## Direction
Find every line with the word "color" and give their count, nothing else.

··· Task input ···

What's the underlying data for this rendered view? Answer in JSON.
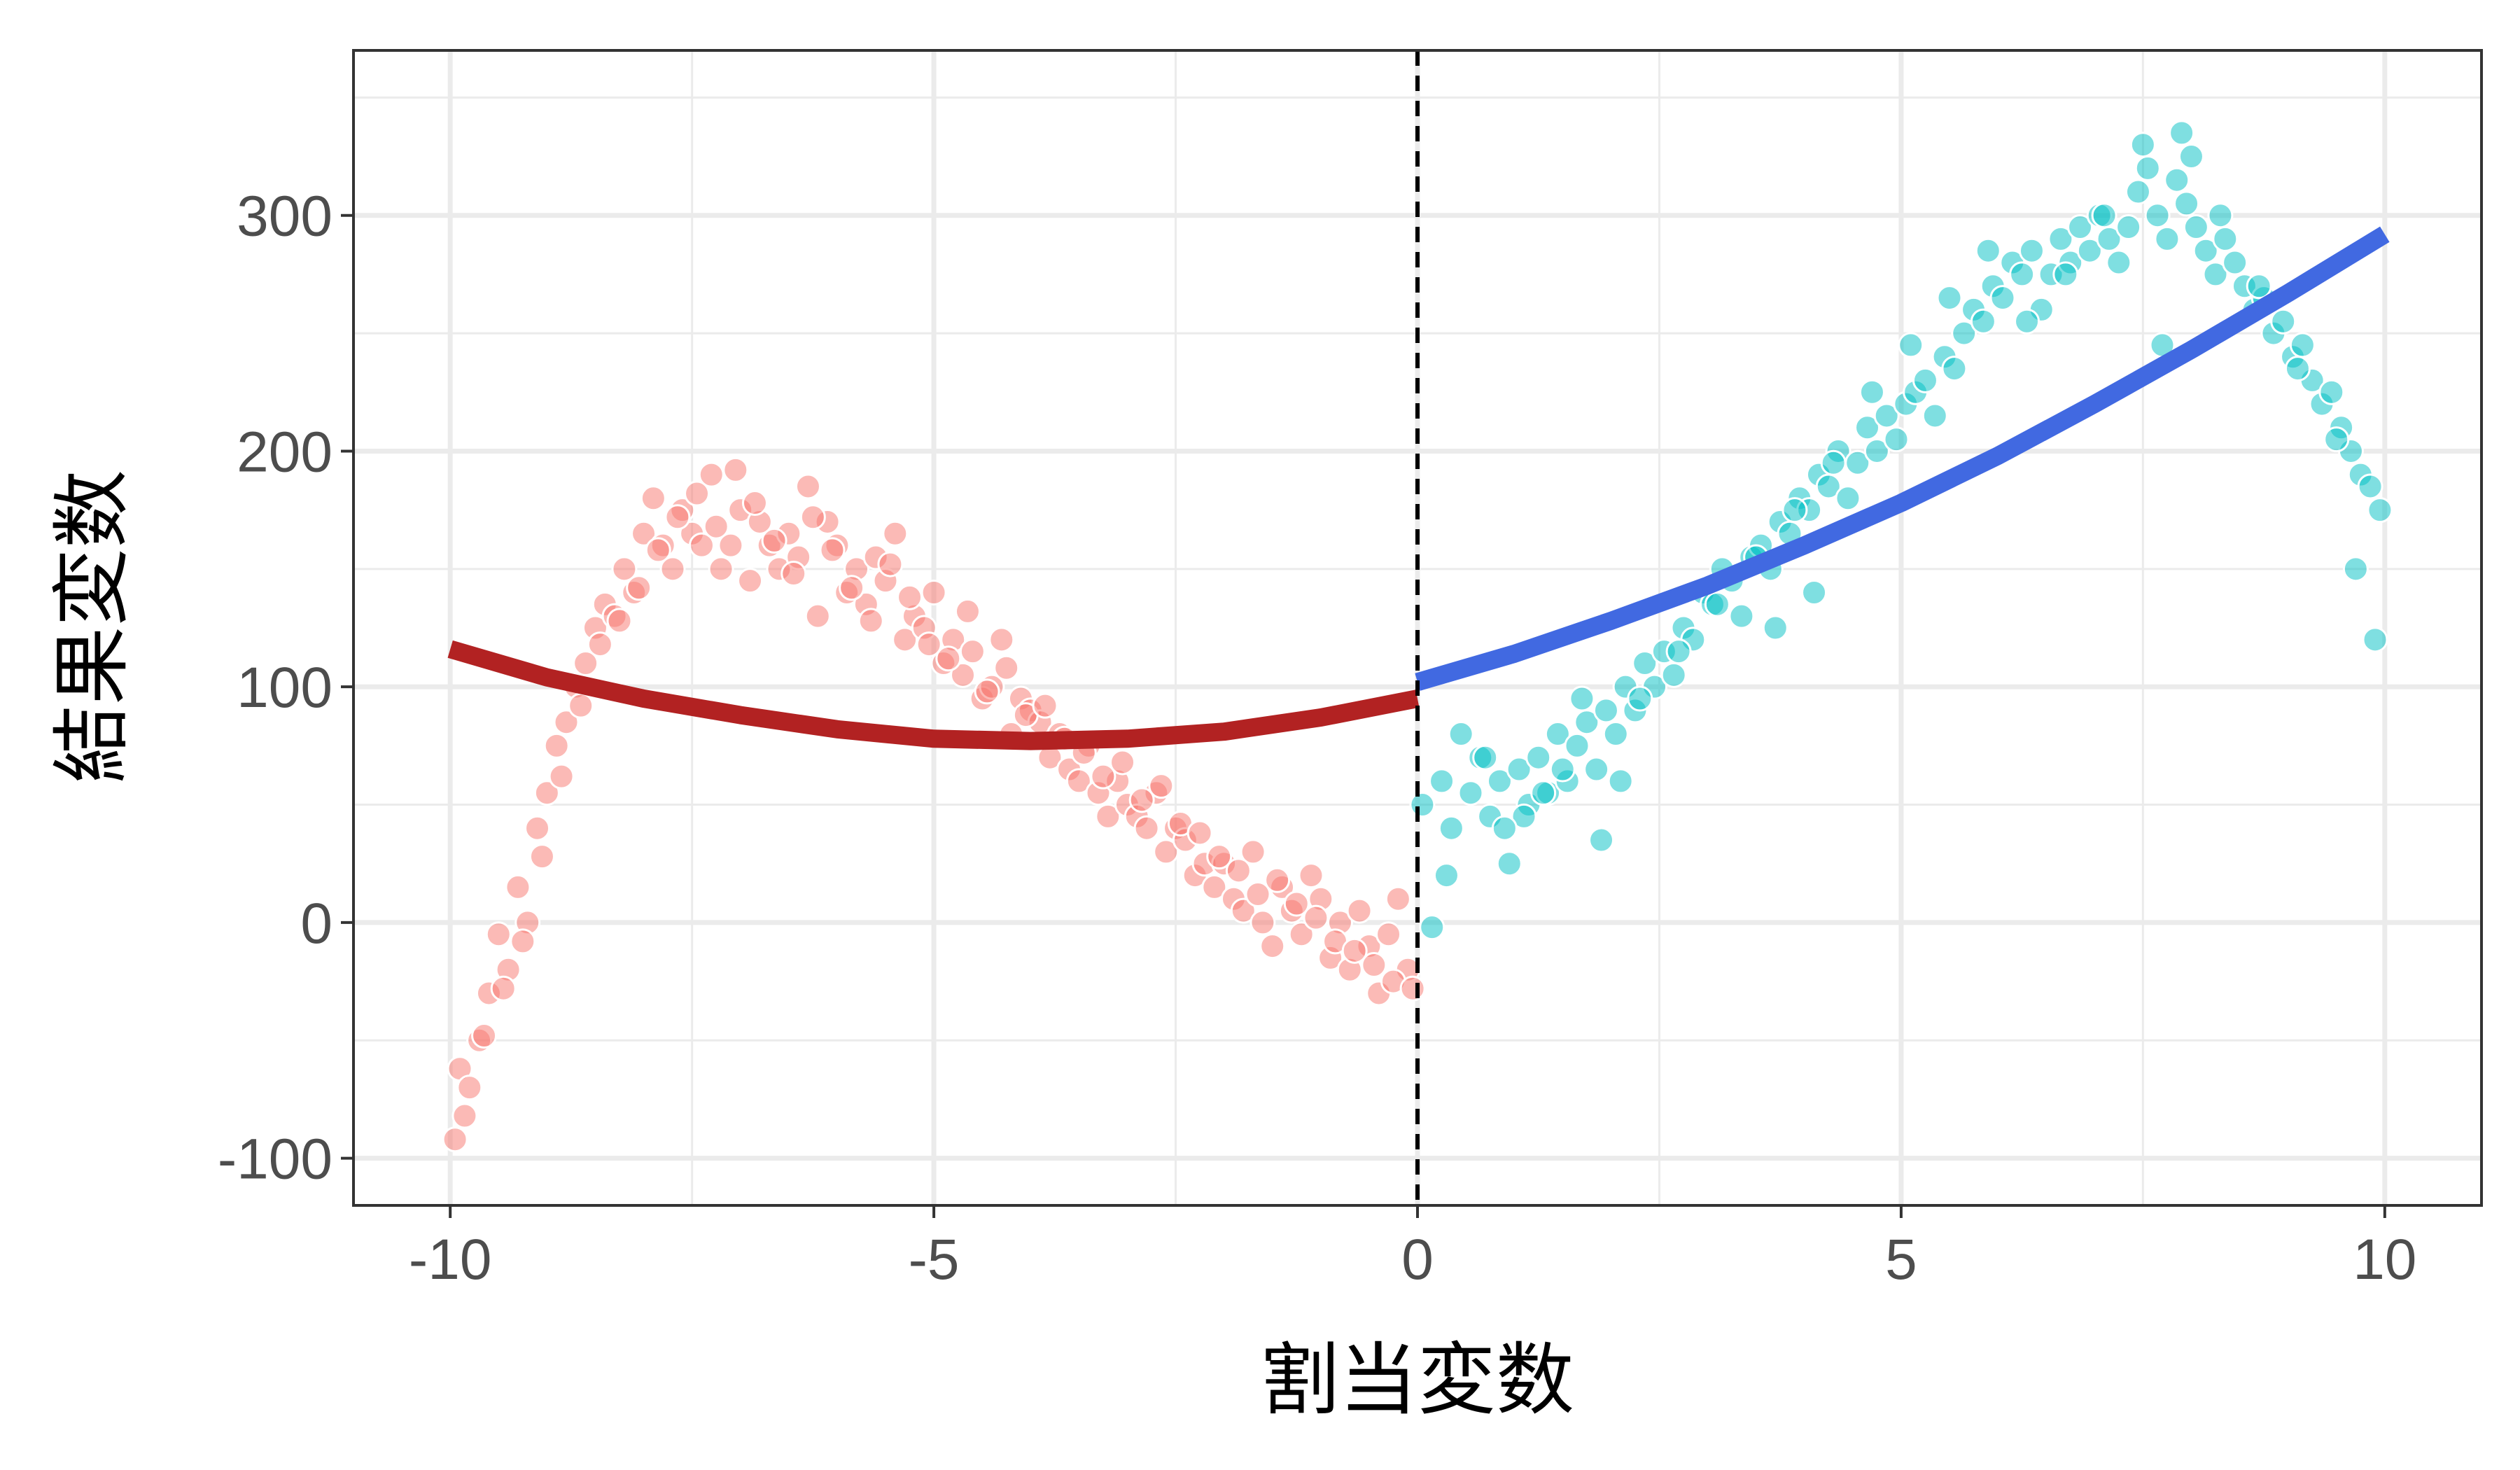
{
  "chart_data": {
    "type": "scatter",
    "title": "",
    "xlabel": "割当変数",
    "ylabel": "結果変数",
    "xlim": [
      -11,
      11
    ],
    "ylim": [
      -120,
      370
    ],
    "x_ticks": [
      -10,
      -5,
      0,
      5,
      10
    ],
    "x_tick_labels": [
      "-10",
      "-5",
      "0",
      "5",
      "10"
    ],
    "y_ticks": [
      -100,
      0,
      100,
      200,
      300
    ],
    "y_tick_labels": [
      "-100",
      "0",
      "100",
      "200",
      "300"
    ],
    "grid": true,
    "legend": "none",
    "cutoff": 0,
    "series": [
      {
        "kind": "points",
        "color": "#F8766D",
        "x": [
          -9.95,
          -9.9,
          -9.8,
          -9.7,
          -9.6,
          -9.5,
          -9.4,
          -9.3,
          -9.2,
          -9.1,
          -9.0,
          -8.9,
          -8.8,
          -8.7,
          -8.6,
          -8.5,
          -8.4,
          -8.3,
          -8.2,
          -8.1,
          -8.0,
          -7.9,
          -7.8,
          -7.7,
          -7.6,
          -7.5,
          -7.4,
          -7.3,
          -7.2,
          -7.1,
          -7.0,
          -6.9,
          -6.8,
          -6.7,
          -6.6,
          -6.5,
          -6.4,
          -6.3,
          -6.2,
          -6.1,
          -6.0,
          -5.9,
          -5.8,
          -5.7,
          -5.6,
          -5.5,
          -5.4,
          -5.3,
          -5.2,
          -5.1,
          -5.0,
          -4.9,
          -4.8,
          -4.7,
          -4.6,
          -4.5,
          -4.4,
          -4.3,
          -4.2,
          -4.1,
          -4.0,
          -3.9,
          -3.8,
          -3.7,
          -3.6,
          -3.5,
          -3.4,
          -3.3,
          -3.2,
          -3.1,
          -3.0,
          -2.9,
          -2.8,
          -2.7,
          -2.6,
          -2.5,
          -2.4,
          -2.3,
          -2.2,
          -2.1,
          -2.0,
          -1.9,
          -1.8,
          -1.7,
          -1.6,
          -1.5,
          -1.4,
          -1.3,
          -1.2,
          -1.1,
          -1.0,
          -0.9,
          -0.8,
          -0.7,
          -0.6,
          -0.5,
          -0.4,
          -0.3,
          -0.2,
          -0.1,
          -9.85,
          -9.65,
          -9.45,
          -9.25,
          -9.05,
          -8.85,
          -8.65,
          -8.45,
          -8.25,
          -8.05,
          -7.85,
          -7.65,
          -7.45,
          -7.25,
          -7.05,
          -6.85,
          -6.65,
          -6.45,
          -6.25,
          -6.05,
          -5.85,
          -5.65,
          -5.45,
          -5.25,
          -5.05,
          -4.85,
          -4.65,
          -4.45,
          -4.25,
          -4.05,
          -3.85,
          -3.65,
          -3.45,
          -3.25,
          -3.05,
          -2.85,
          -2.65,
          -2.45,
          -2.25,
          -2.05,
          -1.85,
          -1.65,
          -1.45,
          -1.25,
          -1.05,
          -0.85,
          -0.65,
          -0.45,
          -0.25,
          -0.05
        ],
        "y": [
          -92,
          -62,
          -70,
          -50,
          -30,
          -5,
          -20,
          15,
          0,
          40,
          55,
          75,
          85,
          100,
          110,
          125,
          135,
          130,
          150,
          140,
          165,
          180,
          160,
          150,
          175,
          165,
          160,
          190,
          150,
          160,
          175,
          145,
          170,
          160,
          150,
          165,
          155,
          185,
          130,
          170,
          160,
          140,
          150,
          135,
          155,
          145,
          165,
          120,
          130,
          125,
          140,
          110,
          120,
          105,
          115,
          95,
          100,
          120,
          80,
          95,
          90,
          85,
          70,
          80,
          65,
          60,
          75,
          55,
          45,
          60,
          50,
          45,
          40,
          55,
          30,
          40,
          35,
          20,
          25,
          15,
          25,
          10,
          5,
          30,
          0,
          -10,
          15,
          5,
          -5,
          20,
          10,
          -15,
          0,
          -20,
          5,
          -10,
          -30,
          -5,
          10,
          -20,
          -82,
          -48,
          -28,
          -8,
          28,
          62,
          92,
          118,
          128,
          142,
          158,
          172,
          182,
          168,
          192,
          178,
          162,
          148,
          172,
          158,
          142,
          128,
          152,
          138,
          118,
          112,
          132,
          98,
          108,
          88,
          92,
          78,
          72,
          62,
          68,
          52,
          58,
          42,
          38,
          28,
          22,
          12,
          18,
          8,
          2,
          -8,
          -12,
          -18,
          -25,
          -28
        ]
      },
      {
        "kind": "points",
        "color": "#00BFC4",
        "x": [
          0.05,
          0.15,
          0.25,
          0.35,
          0.45,
          0.55,
          0.65,
          0.75,
          0.85,
          0.95,
          1.05,
          1.15,
          1.25,
          1.35,
          1.45,
          1.55,
          1.65,
          1.75,
          1.85,
          1.95,
          2.05,
          2.15,
          2.25,
          2.35,
          2.45,
          2.55,
          2.65,
          2.75,
          2.85,
          2.95,
          3.05,
          3.15,
          3.25,
          3.35,
          3.45,
          3.55,
          3.65,
          3.75,
          3.85,
          3.95,
          4.05,
          4.15,
          4.25,
          4.35,
          4.45,
          4.55,
          4.65,
          4.75,
          4.85,
          4.95,
          5.05,
          5.15,
          5.25,
          5.35,
          5.45,
          5.55,
          5.65,
          5.75,
          5.85,
          5.95,
          6.05,
          6.15,
          6.25,
          6.35,
          6.45,
          6.55,
          6.65,
          6.75,
          6.85,
          6.95,
          7.05,
          7.15,
          7.25,
          7.35,
          7.45,
          7.55,
          7.65,
          7.75,
          7.85,
          7.95,
          8.05,
          8.15,
          8.25,
          8.35,
          8.45,
          8.55,
          8.65,
          8.75,
          8.85,
          8.95,
          9.05,
          9.15,
          9.25,
          9.35,
          9.45,
          9.55,
          9.65,
          9.75,
          9.85,
          9.95,
          0.3,
          0.7,
          1.1,
          1.5,
          1.9,
          2.3,
          2.7,
          3.1,
          3.5,
          3.9,
          4.3,
          4.7,
          5.1,
          5.5,
          5.9,
          6.3,
          6.7,
          7.1,
          7.5,
          7.9,
          8.3,
          8.7,
          9.1,
          9.5,
          9.9,
          0.9,
          1.3,
          1.7,
          2.1,
          3.7,
          4.1,
          7.7,
          8.0,
          9.7
        ],
        "y": [
          50,
          -2,
          60,
          40,
          80,
          55,
          70,
          45,
          60,
          25,
          65,
          50,
          70,
          55,
          80,
          60,
          75,
          85,
          65,
          90,
          80,
          100,
          90,
          110,
          100,
          115,
          105,
          125,
          120,
          140,
          135,
          150,
          145,
          130,
          155,
          160,
          150,
          170,
          165,
          180,
          175,
          190,
          185,
          200,
          180,
          195,
          210,
          200,
          215,
          205,
          220,
          225,
          230,
          215,
          240,
          235,
          250,
          260,
          255,
          270,
          265,
          280,
          275,
          285,
          260,
          275,
          290,
          280,
          295,
          285,
          300,
          290,
          280,
          295,
          310,
          320,
          300,
          290,
          315,
          305,
          295,
          285,
          275,
          290,
          280,
          270,
          260,
          265,
          250,
          255,
          240,
          245,
          230,
          220,
          225,
          210,
          200,
          190,
          185,
          175,
          20,
          70,
          45,
          65,
          35,
          95,
          115,
          135,
          155,
          175,
          195,
          225,
          245,
          265,
          285,
          255,
          275,
          300,
          330,
          335,
          300,
          270,
          235,
          205,
          120,
          40,
          55,
          95,
          60,
          125,
          140,
          245,
          325,
          150
        ]
      },
      {
        "kind": "line",
        "color": "#B22222",
        "x": [
          -10,
          -9,
          -8,
          -7,
          -6,
          -5,
          -4,
          -3,
          -2,
          -1,
          0
        ],
        "y": [
          116,
          104,
          95,
          88,
          82,
          78,
          77,
          78,
          81,
          87,
          95
        ]
      },
      {
        "kind": "line",
        "color": "#4169E1",
        "x": [
          0,
          1,
          2,
          3,
          4,
          5,
          6,
          7,
          8,
          9,
          10
        ],
        "y": [
          102,
          114,
          128,
          143,
          160,
          178,
          198,
          220,
          243,
          267,
          292
        ]
      }
    ]
  }
}
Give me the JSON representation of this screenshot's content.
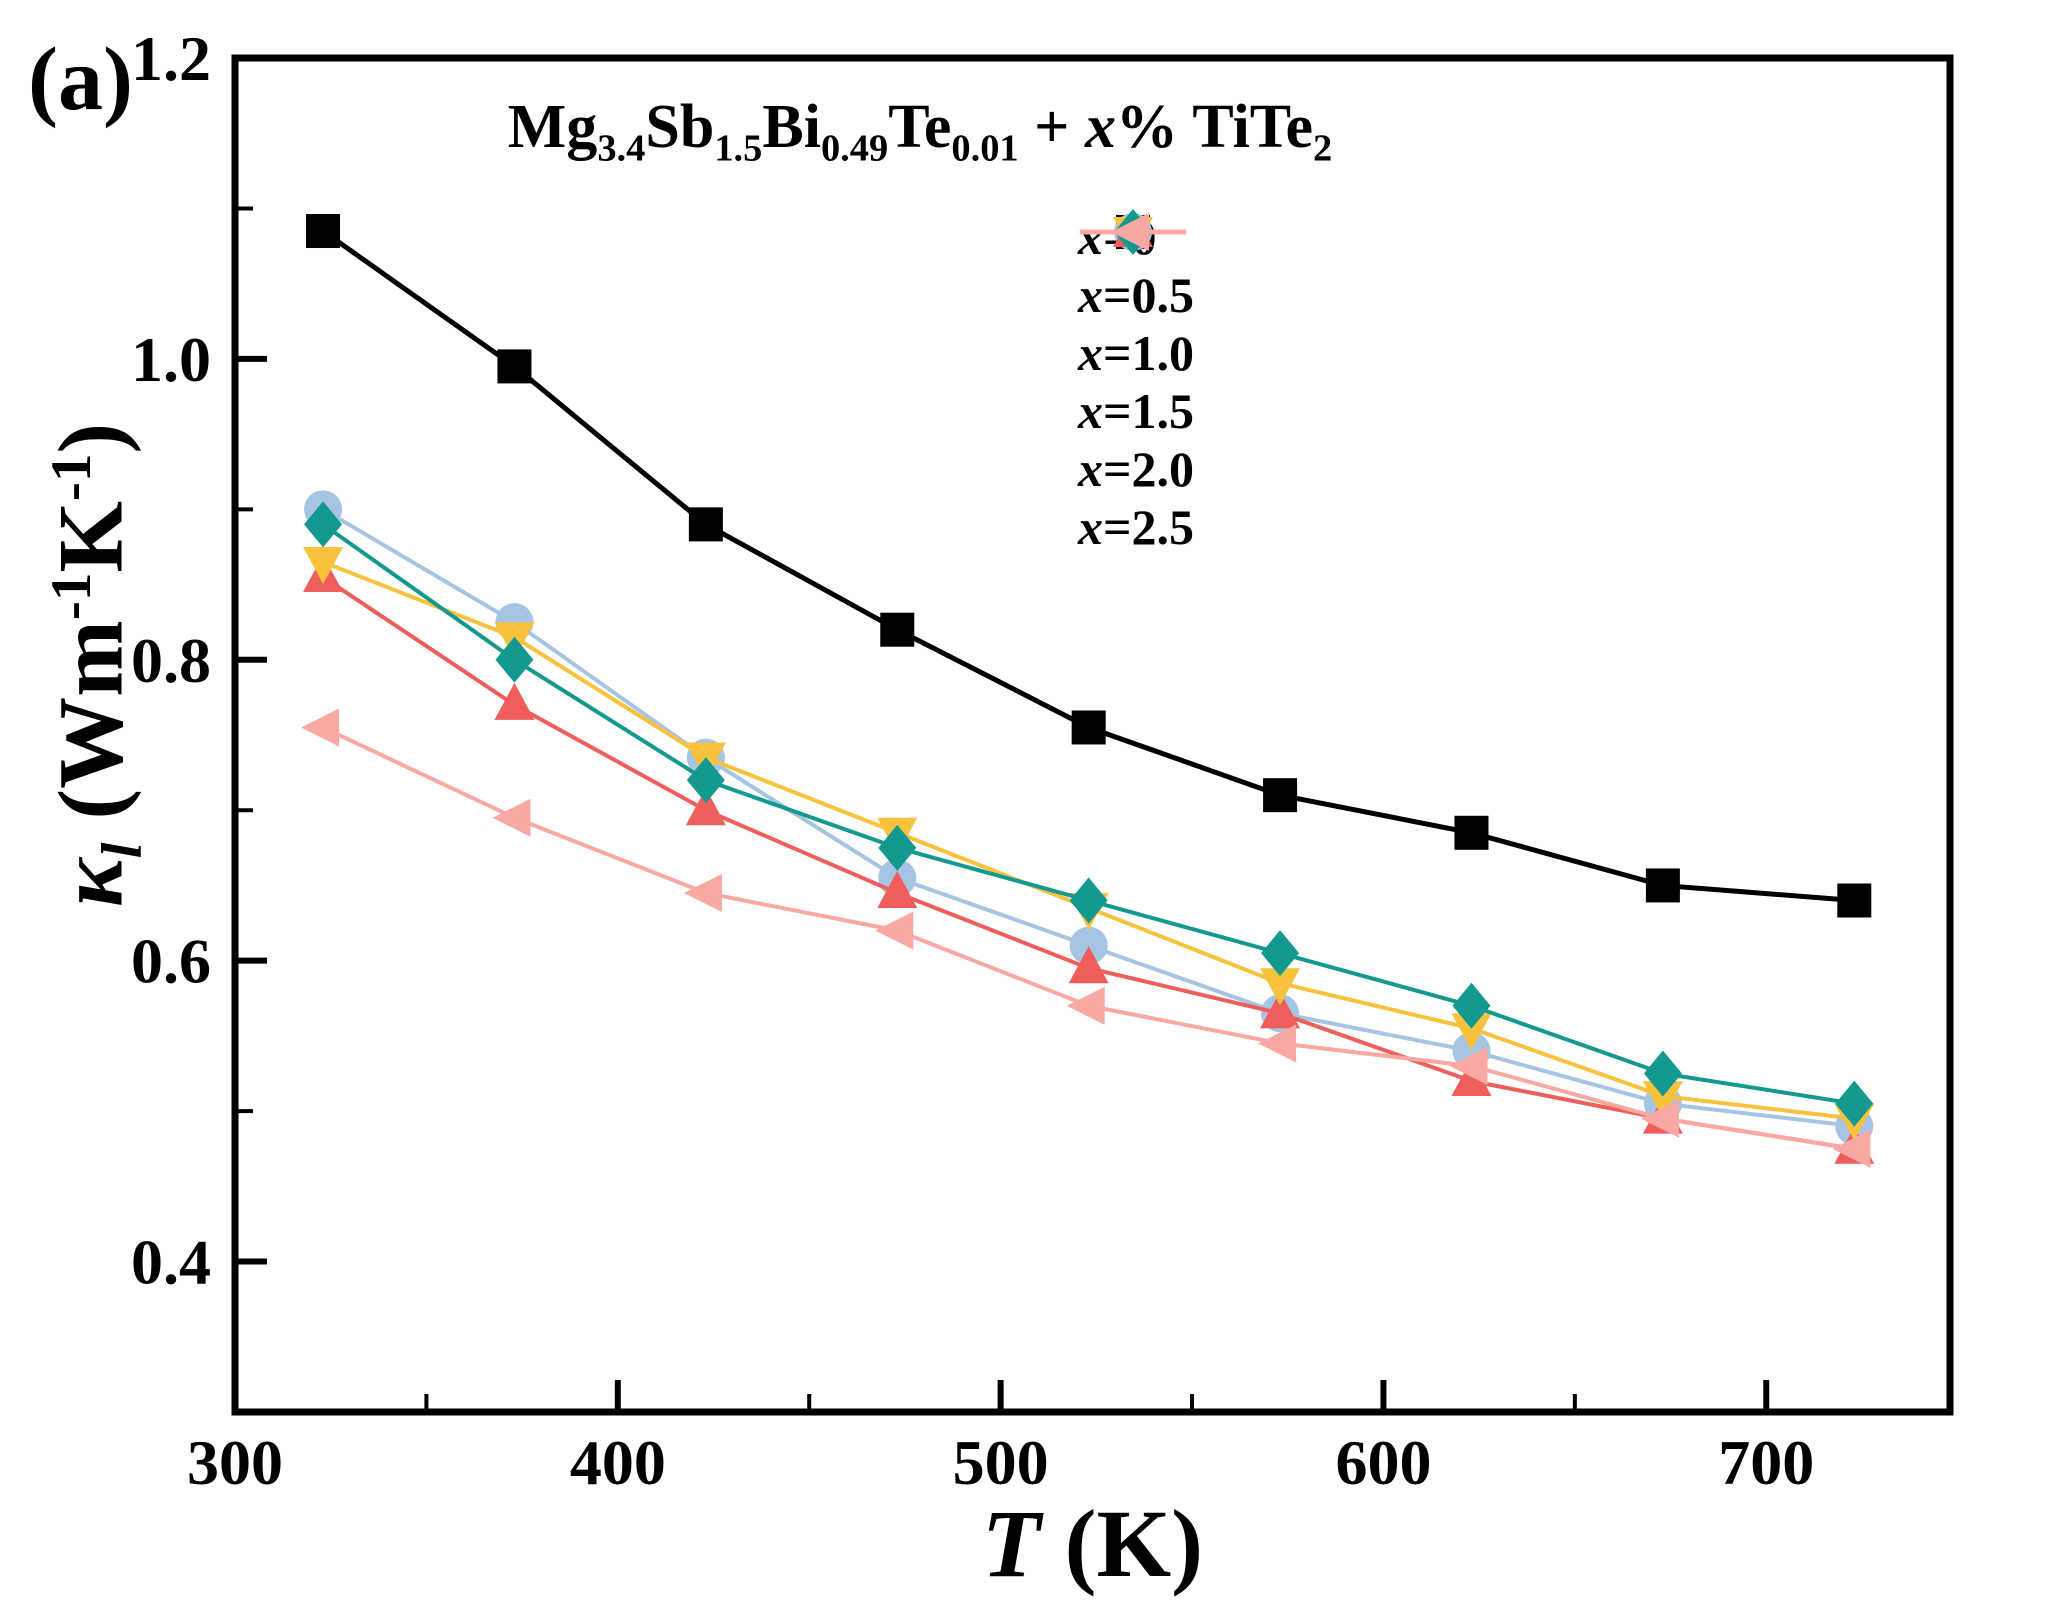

···

## Task answer
4